[Source data]
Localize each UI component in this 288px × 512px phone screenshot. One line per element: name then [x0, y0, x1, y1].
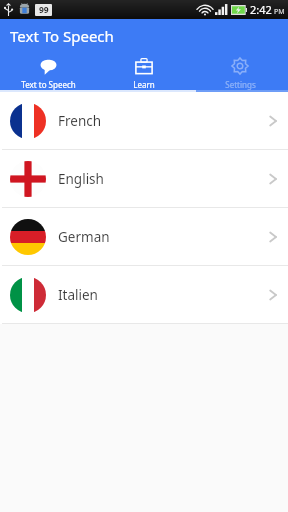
other: Open	[268, 287, 278, 303]
staticText: Text To Speech	[10, 26, 114, 46]
button[interactable]: English	[0, 150, 288, 207]
other: Open	[268, 171, 278, 187]
staticText: 2:42	[250, 2, 272, 17]
staticText: English	[58, 170, 268, 188]
other: Open	[268, 229, 278, 245]
button[interactable]: German	[0, 208, 288, 265]
staticText: Learn	[133, 79, 155, 90]
staticText: Text to Speech	[21, 79, 76, 90]
staticText: Italien	[58, 286, 268, 304]
button[interactable]: Learn	[96, 52, 192, 92]
staticText: German	[58, 228, 268, 246]
button[interactable]: Settings	[192, 52, 288, 92]
staticText: PM	[274, 7, 285, 17]
other: Open	[268, 113, 278, 129]
staticText: French	[58, 112, 268, 130]
button[interactable]: French	[0, 92, 288, 149]
staticText: 99	[39, 4, 49, 16]
button[interactable]: Italien	[0, 266, 288, 323]
button[interactable]: Text to Speech	[0, 52, 96, 92]
staticText: Settings	[225, 79, 256, 90]
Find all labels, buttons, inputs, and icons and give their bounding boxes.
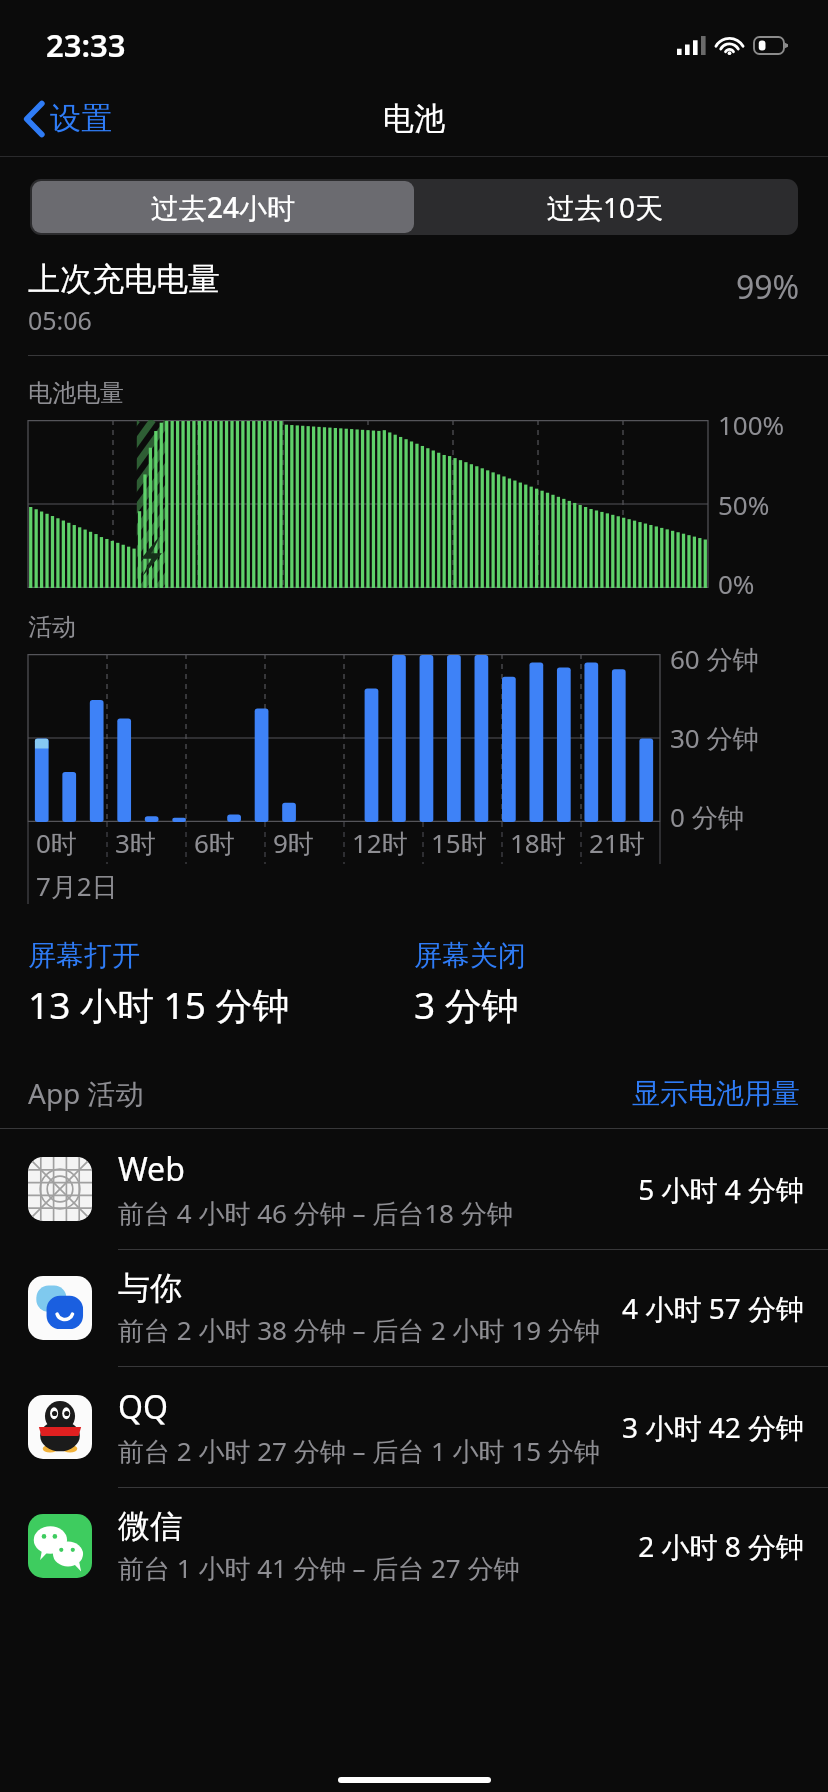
staticText: 18时 (510, 825, 566, 861)
staticText: 前台 2 小时 27 分钟 – 后台 1 小时 15 分钟 (118, 1433, 600, 1469)
staticText: 0 分钟 (670, 799, 744, 835)
staticText: 过去24小时 (151, 188, 296, 226)
staticText: 与你 (118, 1268, 182, 1308)
staticText: 2 小时 8 分钟 (618, 1527, 804, 1565)
staticText: 过去10天 (547, 188, 664, 226)
button[interactable]: Web (0, 1129, 828, 1249)
staticText: 3 分钟 (414, 979, 519, 1030)
button[interactable]: 过去24小时 (32, 181, 414, 233)
staticText: 13 小时 15 分钟 (28, 979, 290, 1030)
staticText: 电池电量 (28, 378, 124, 408)
staticText: 3时 (115, 825, 156, 861)
staticText: 0时 (36, 825, 77, 861)
staticText: 上次充电电量 (28, 259, 220, 299)
staticText: Web (118, 1147, 185, 1191)
staticText: QQ (118, 1385, 168, 1429)
staticText: 23:33 (46, 24, 126, 66)
staticText: 屏幕关闭 (414, 938, 526, 973)
button[interactable]: 过去10天 (414, 181, 796, 233)
staticText: 3 小时 42 分钟 (618, 1408, 804, 1446)
staticText: App 活动 (28, 1074, 632, 1112)
staticText: 99% (736, 265, 800, 309)
staticText: 21时 (589, 825, 645, 861)
staticText: 显示电池用量 (632, 1076, 800, 1111)
staticText: 05:06 (28, 303, 92, 337)
other: 与你 (28, 1276, 92, 1340)
button[interactable]: 微信 (0, 1488, 828, 1604)
staticText: 60 分钟 (670, 641, 759, 677)
staticText: 电池 (383, 99, 445, 138)
staticText: 设置 (50, 99, 112, 138)
staticText: 4 小时 57 分钟 (618, 1289, 804, 1327)
other: Web (28, 1157, 92, 1221)
button[interactable]: 与你 (0, 1250, 828, 1366)
other: 微信 (28, 1514, 92, 1578)
button[interactable]: QQ (0, 1367, 828, 1487)
button[interactable]: 显示电池用量 (632, 1076, 800, 1111)
staticText: 活动 (28, 612, 76, 642)
staticText: 前台 4 小时 46 分钟 – 后台18 分钟 (118, 1195, 513, 1231)
staticText: 50% (718, 487, 770, 522)
staticText: 前台 1 小时 41 分钟 – 后台 27 分钟 (118, 1550, 520, 1586)
staticText: 15时 (431, 825, 487, 861)
staticText: 前台 2 小时 38 分钟 – 后台 2 小时 19 分钟 (118, 1312, 600, 1348)
staticText: 7月2日 (36, 868, 118, 904)
staticText: 9时 (273, 825, 314, 861)
staticText: 12时 (352, 825, 408, 861)
other: QQ (28, 1395, 92, 1459)
button[interactable]: 设置 (16, 93, 120, 144)
staticText: 100% (718, 407, 785, 442)
staticText: 0% (718, 566, 755, 601)
staticText: 30 分钟 (670, 720, 759, 756)
staticText: 屏幕打开 (28, 938, 140, 973)
staticText: 微信 (118, 1506, 182, 1546)
staticText: 6时 (194, 825, 235, 861)
staticText: 5 小时 4 分钟 (618, 1170, 804, 1208)
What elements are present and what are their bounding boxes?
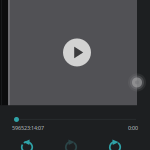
staticText: 0:00 (128, 124, 138, 132)
button[interactable]: Play (57, 140, 85, 150)
button[interactable]: Skip forward (101, 140, 129, 150)
button[interactable]: Skip backward (13, 140, 41, 150)
staticText: 596523:14:07 (12, 124, 44, 132)
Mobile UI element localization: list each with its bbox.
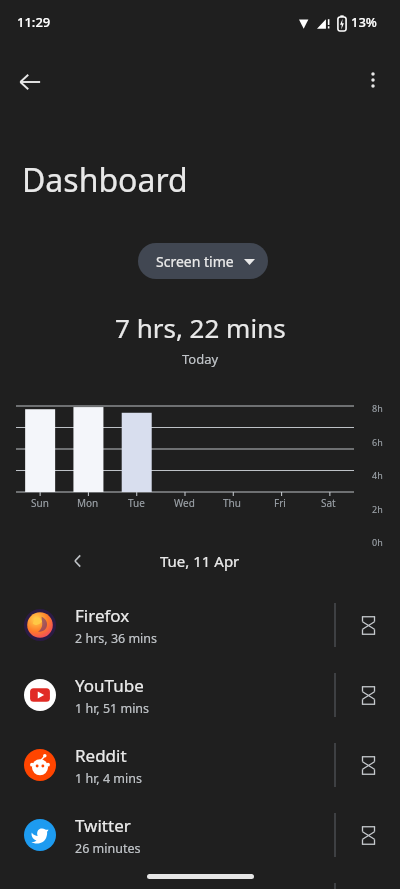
button[interactable]: Set app timer for YouTube	[336, 660, 400, 730]
staticText: 1 hr, 51 mins	[75, 700, 150, 717]
staticText: Tue, 11 Apr	[160, 551, 240, 571]
staticText: Twitter	[75, 814, 131, 837]
button[interactable]: Set app timer for Firefox	[336, 590, 400, 660]
staticText: 11:29	[17, 13, 51, 31]
staticText: 2 hrs, 36 mins	[75, 630, 158, 647]
staticText: Wed	[174, 496, 195, 510]
staticText: 0h	[372, 536, 383, 548]
button[interactable]: Firefox	[0, 590, 400, 660]
staticText: Mon	[77, 496, 99, 510]
button[interactable]: Settings	[0, 870, 400, 889]
staticText: 4h	[372, 469, 383, 481]
button[interactable]: Twitter	[0, 800, 400, 870]
staticText: 1 hr, 4 mins	[75, 770, 142, 787]
staticText: Sat	[321, 496, 336, 510]
staticText: Fri	[274, 496, 286, 510]
staticText: 8h	[372, 402, 383, 414]
staticText: 13%	[351, 13, 377, 31]
button[interactable]: Set app timer for Twitter	[336, 800, 400, 870]
button[interactable]: Set app timer for Reddit	[336, 730, 400, 800]
staticText: Tue	[128, 496, 145, 510]
staticText: 26 minutes	[75, 840, 141, 857]
staticText: 2h	[372, 503, 383, 515]
staticText: Thu	[223, 496, 241, 510]
button[interactable]: Previous day	[58, 543, 98, 579]
staticText: YouTube	[75, 674, 144, 697]
button[interactable]: Back	[6, 58, 54, 106]
button[interactable]: More options	[351, 58, 395, 102]
staticText: 7 hrs, 22 mins	[115, 310, 286, 345]
staticText: Sun	[31, 496, 49, 510]
button[interactable]: Reddit	[0, 730, 400, 800]
button[interactable]: YouTube	[0, 660, 400, 730]
staticText: Firefox	[75, 604, 130, 627]
staticText: 6h	[372, 436, 383, 448]
staticText: Screen time	[156, 252, 234, 271]
staticText: Dashboard	[22, 158, 188, 202]
staticText: Today	[182, 350, 219, 368]
button[interactable]: Screen time	[138, 243, 268, 279]
staticText: Reddit	[75, 744, 127, 767]
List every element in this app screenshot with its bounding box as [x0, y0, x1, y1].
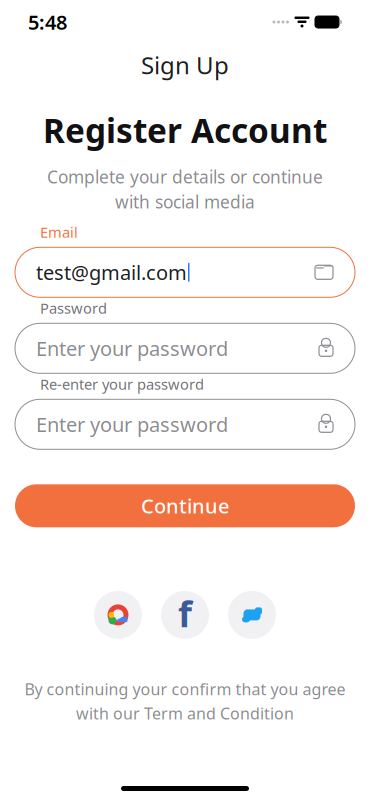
staticText: By continuing your confirm that you agre… [24, 678, 346, 700]
button[interactable]: Continue with Twitter [228, 591, 276, 639]
staticText: with social media [115, 190, 255, 213]
staticText: with our Term and Condition [76, 703, 294, 724]
staticText: Continue [141, 492, 229, 519]
staticText: 5:48 [28, 9, 67, 35]
button[interactable]: Continue [15, 484, 355, 527]
staticText: test@gmail.com [36, 259, 187, 286]
button[interactable]: Continue with Google [94, 591, 142, 639]
staticText: Email [40, 222, 78, 242]
staticText: f [178, 590, 192, 637]
staticText: Sign Up [141, 49, 229, 81]
staticText: Enter your password [36, 411, 228, 438]
staticText: Enter your password [36, 335, 228, 362]
button[interactable]: Continue with Facebook [161, 590, 209, 640]
staticText: Complete your details or continue [47, 165, 323, 188]
staticText: Register Account [43, 108, 327, 152]
staticText: Re-enter your password [40, 374, 204, 394]
staticText: Password [40, 298, 107, 318]
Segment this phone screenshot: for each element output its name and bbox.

> **TASK REQUIREMENTS**
Copy the data word for word, starting at the beginning and stopping after the line that contains "Find all labels, buttons, inputs, and". Leave out the pictures.

> **TASK ANSWER**
Localize each UI component in this 288px × 512px phone screenshot. One line per element: name then [x0, y0, x1, y1].
other: Open	[268, 287, 278, 303]
staticText: Text To Speech	[10, 26, 114, 46]
button[interactable]: English	[0, 150, 288, 207]
other: Open	[268, 171, 278, 187]
staticText: 2:42	[250, 2, 272, 17]
staticText: English	[58, 170, 268, 188]
other: Open	[268, 229, 278, 245]
button[interactable]: German	[0, 208, 288, 265]
staticText: Learn	[133, 79, 155, 90]
staticText: Text to Speech	[21, 79, 76, 90]
staticText: Italien	[58, 286, 268, 304]
button[interactable]: Learn	[96, 52, 192, 92]
staticText: German	[58, 228, 268, 246]
button[interactable]: Settings	[192, 52, 288, 92]
staticText: PM	[274, 7, 285, 17]
other: Open	[268, 113, 278, 129]
staticText: French	[58, 112, 268, 130]
button[interactable]: French	[0, 92, 288, 149]
staticText: 99	[39, 4, 49, 16]
button[interactable]: Italien	[0, 266, 288, 323]
button[interactable]: Text to Speech	[0, 52, 96, 92]
staticText: Settings	[225, 79, 256, 90]
Find all labels, buttons, inputs, and icons and give their bounding boxes.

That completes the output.